__EXERCISE__: The listing below is the input. Say how many of its lines contain "INVERSIONES", giving the number alone.

=======

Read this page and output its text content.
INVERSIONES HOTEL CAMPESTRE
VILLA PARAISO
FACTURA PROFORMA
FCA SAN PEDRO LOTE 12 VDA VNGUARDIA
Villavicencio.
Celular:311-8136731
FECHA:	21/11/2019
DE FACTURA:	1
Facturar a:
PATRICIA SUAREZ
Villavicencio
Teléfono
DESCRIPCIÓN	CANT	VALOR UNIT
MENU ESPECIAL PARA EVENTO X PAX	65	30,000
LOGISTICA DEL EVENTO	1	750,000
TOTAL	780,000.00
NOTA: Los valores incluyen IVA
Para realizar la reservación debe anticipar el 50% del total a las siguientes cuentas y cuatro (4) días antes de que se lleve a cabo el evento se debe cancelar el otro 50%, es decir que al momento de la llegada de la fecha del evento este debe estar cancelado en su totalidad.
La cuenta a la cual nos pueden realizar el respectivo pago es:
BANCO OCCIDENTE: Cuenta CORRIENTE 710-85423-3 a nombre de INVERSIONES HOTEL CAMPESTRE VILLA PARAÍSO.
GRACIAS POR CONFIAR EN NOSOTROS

=======

__TASK RESPONSE__: 2